Could you edit the part of the data that opens with the line containing "card-discount-row: Номер карты" and closes with the line containing "comments-heading: История комментариев", replacing "toggle-knob" with "switch-knob" and leaving everything else unchanged? Give back only those lines.

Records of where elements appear
++++++++++++++++++++
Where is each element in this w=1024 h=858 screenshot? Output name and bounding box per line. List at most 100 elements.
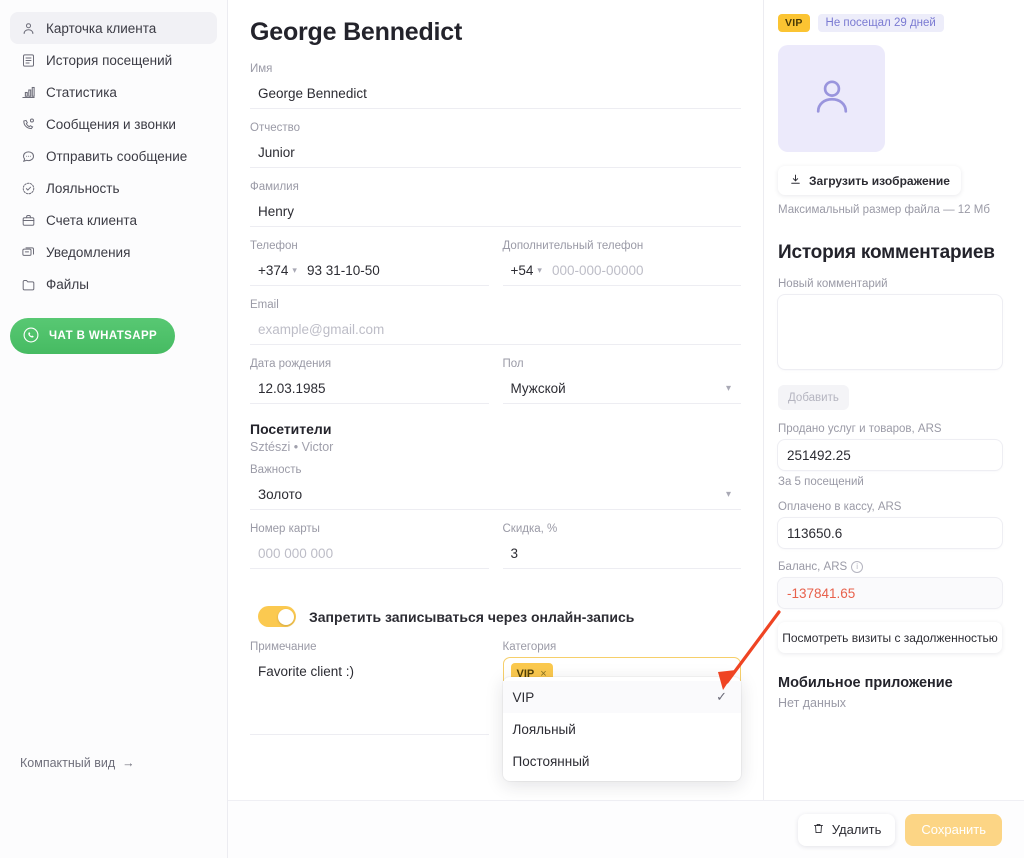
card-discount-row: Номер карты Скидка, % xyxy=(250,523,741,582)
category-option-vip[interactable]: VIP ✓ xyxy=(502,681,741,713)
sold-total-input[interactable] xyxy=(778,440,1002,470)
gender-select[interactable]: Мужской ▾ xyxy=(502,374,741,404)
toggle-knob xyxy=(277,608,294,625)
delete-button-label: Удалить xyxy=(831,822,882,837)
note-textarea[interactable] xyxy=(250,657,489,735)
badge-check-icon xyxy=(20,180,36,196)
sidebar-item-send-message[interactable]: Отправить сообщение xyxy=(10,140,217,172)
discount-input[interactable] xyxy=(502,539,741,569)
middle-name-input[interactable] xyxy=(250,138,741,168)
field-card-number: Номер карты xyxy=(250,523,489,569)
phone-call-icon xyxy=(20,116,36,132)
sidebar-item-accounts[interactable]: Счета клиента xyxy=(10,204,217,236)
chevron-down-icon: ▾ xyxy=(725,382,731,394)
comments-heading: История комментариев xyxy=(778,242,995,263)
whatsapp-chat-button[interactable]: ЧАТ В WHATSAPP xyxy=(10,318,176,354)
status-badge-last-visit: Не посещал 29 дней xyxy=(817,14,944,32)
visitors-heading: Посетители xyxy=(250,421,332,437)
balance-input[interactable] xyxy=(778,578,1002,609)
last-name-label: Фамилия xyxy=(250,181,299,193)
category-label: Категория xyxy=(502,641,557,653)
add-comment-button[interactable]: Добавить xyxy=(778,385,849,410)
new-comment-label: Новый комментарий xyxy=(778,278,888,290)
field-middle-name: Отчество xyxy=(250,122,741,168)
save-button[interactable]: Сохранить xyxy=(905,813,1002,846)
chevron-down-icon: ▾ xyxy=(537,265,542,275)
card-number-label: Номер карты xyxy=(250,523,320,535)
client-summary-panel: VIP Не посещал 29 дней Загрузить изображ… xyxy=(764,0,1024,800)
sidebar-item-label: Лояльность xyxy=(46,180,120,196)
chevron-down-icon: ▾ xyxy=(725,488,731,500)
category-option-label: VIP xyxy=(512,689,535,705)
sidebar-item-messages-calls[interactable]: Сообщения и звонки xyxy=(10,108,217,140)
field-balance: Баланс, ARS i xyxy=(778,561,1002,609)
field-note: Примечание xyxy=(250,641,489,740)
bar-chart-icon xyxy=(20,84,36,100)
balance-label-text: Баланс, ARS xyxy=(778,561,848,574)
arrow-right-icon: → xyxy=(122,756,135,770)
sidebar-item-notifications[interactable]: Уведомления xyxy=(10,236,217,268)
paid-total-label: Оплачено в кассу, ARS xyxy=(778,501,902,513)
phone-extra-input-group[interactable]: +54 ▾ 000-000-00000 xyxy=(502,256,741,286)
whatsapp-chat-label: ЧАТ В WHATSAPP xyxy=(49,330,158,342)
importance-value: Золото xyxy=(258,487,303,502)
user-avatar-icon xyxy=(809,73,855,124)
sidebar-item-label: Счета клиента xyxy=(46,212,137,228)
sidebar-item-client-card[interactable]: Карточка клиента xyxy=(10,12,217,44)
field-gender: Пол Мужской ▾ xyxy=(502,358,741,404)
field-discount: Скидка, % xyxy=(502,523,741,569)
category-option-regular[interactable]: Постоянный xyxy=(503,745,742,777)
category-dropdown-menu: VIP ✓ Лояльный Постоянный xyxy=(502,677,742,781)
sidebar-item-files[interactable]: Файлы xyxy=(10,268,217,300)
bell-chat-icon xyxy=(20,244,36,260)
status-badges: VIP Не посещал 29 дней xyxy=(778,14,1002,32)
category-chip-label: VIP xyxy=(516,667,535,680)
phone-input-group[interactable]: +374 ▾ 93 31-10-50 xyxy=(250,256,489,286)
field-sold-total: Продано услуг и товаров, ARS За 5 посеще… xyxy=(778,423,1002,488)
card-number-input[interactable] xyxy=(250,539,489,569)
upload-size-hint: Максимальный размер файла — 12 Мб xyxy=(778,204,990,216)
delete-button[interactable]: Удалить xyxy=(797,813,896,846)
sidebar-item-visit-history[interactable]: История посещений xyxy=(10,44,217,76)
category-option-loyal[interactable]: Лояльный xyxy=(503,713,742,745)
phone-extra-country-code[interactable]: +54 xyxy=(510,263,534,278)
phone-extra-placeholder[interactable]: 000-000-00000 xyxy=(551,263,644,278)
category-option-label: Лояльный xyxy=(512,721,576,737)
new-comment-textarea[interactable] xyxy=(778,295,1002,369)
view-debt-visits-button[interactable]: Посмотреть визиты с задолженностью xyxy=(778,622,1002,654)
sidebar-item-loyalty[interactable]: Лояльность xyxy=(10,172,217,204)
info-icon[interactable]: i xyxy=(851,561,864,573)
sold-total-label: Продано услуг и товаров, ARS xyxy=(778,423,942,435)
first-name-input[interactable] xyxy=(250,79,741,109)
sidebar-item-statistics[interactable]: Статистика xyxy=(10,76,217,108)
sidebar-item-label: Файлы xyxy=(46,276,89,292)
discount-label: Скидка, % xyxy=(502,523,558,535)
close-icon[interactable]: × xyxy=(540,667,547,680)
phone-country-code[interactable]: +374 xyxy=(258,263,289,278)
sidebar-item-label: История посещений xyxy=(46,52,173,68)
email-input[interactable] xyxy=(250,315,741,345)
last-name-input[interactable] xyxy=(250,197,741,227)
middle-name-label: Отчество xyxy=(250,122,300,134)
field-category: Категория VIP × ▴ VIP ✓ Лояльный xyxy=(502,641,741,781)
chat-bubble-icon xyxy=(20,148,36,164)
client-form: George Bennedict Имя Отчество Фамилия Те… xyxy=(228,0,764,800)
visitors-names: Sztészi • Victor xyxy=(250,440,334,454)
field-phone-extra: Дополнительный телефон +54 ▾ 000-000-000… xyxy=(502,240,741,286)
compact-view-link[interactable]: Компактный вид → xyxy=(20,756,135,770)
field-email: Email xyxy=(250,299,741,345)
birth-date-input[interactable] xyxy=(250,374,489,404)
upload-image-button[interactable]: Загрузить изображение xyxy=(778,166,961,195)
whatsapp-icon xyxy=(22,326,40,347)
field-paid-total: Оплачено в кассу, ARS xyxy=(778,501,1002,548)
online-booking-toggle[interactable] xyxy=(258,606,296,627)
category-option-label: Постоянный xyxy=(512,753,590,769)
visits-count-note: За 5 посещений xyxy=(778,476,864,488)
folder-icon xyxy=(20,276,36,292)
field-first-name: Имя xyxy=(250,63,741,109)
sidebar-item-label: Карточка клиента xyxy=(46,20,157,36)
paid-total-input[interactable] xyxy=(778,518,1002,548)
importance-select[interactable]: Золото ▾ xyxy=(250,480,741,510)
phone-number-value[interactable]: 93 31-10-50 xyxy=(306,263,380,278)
++++++++++++++++++++
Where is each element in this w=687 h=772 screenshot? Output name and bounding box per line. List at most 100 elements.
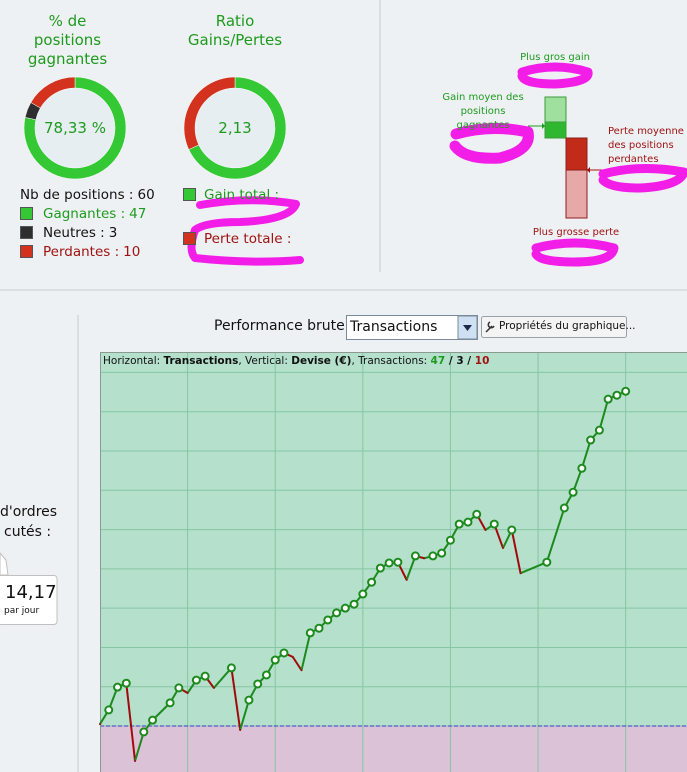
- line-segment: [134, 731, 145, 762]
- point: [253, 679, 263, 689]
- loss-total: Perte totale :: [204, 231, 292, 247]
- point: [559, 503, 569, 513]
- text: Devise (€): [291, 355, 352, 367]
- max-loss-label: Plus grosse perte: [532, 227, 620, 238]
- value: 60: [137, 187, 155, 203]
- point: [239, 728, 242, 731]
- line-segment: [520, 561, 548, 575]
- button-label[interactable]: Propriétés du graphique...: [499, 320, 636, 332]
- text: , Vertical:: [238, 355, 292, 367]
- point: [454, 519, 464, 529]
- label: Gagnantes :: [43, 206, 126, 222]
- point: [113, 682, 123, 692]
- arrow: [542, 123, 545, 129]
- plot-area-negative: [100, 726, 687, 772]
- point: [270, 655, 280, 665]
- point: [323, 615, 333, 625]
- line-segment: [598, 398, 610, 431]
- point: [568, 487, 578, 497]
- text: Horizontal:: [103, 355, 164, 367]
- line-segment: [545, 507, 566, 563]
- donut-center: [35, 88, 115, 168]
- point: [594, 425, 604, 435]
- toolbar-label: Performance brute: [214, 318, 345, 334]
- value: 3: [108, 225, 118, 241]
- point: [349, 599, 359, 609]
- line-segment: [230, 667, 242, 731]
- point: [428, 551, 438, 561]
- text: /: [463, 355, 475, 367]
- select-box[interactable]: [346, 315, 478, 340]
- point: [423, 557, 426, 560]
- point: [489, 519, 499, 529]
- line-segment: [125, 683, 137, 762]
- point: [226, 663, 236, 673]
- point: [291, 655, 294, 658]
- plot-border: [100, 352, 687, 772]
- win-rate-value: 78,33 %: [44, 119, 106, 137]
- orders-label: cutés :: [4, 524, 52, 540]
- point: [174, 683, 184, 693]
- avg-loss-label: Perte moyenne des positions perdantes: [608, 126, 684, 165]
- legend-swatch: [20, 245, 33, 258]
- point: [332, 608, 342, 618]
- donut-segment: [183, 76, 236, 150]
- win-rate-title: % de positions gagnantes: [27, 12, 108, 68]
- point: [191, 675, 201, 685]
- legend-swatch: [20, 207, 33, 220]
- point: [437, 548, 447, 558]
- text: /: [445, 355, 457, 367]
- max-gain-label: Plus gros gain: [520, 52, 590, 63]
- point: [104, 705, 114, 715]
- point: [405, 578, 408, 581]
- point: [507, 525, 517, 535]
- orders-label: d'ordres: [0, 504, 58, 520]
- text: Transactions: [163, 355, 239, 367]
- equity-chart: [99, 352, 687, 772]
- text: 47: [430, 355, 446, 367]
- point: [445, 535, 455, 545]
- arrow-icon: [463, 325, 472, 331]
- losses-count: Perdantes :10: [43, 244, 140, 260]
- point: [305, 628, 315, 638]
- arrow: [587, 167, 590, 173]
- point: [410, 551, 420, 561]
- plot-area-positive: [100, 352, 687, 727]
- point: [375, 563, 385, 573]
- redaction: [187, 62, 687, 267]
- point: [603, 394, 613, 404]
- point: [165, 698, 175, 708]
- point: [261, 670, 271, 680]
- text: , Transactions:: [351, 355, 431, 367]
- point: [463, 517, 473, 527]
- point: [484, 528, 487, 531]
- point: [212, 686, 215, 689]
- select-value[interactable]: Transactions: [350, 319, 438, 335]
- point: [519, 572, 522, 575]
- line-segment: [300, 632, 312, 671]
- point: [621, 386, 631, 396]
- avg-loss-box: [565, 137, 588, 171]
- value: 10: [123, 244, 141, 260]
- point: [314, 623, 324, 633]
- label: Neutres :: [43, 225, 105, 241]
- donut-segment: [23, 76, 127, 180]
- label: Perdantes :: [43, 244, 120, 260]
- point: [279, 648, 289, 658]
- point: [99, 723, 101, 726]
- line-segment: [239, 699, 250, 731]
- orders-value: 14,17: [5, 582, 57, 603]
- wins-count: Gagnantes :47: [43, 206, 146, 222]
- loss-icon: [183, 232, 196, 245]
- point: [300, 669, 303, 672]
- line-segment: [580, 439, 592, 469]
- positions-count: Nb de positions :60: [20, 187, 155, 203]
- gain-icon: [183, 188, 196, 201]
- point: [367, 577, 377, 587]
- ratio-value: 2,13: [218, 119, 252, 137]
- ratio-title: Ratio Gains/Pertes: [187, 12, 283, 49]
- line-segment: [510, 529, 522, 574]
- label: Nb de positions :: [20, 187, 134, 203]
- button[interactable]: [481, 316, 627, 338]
++++++++++++++++++++
_Result below:_
card-discount-row: Номер карты Скидка, % xyxy=(250,523,741,582)
category-option-vip[interactable]: VIP ✓ xyxy=(502,681,741,713)
sold-total-input[interactable] xyxy=(778,440,1002,470)
gender-select[interactable]: Мужской ▾ xyxy=(502,374,741,404)
switch-knob xyxy=(277,608,294,625)
delete-button-label: Удалить xyxy=(831,822,882,837)
note-textarea[interactable] xyxy=(250,657,489,735)
badge-check-icon xyxy=(20,180,36,196)
sidebar-item-send-message[interactable]: Отправить сообщение xyxy=(10,140,217,172)
discount-input[interactable] xyxy=(502,539,741,569)
middle-name-input[interactable] xyxy=(250,138,741,168)
field-card-number: Номер карты xyxy=(250,523,489,569)
phone-call-icon xyxy=(20,116,36,132)
sidebar-item-accounts[interactable]: Счета клиента xyxy=(10,204,217,236)
chevron-down-icon: ▾ xyxy=(725,382,731,394)
comments-heading: История комментариев xyxy=(778,242,995,263)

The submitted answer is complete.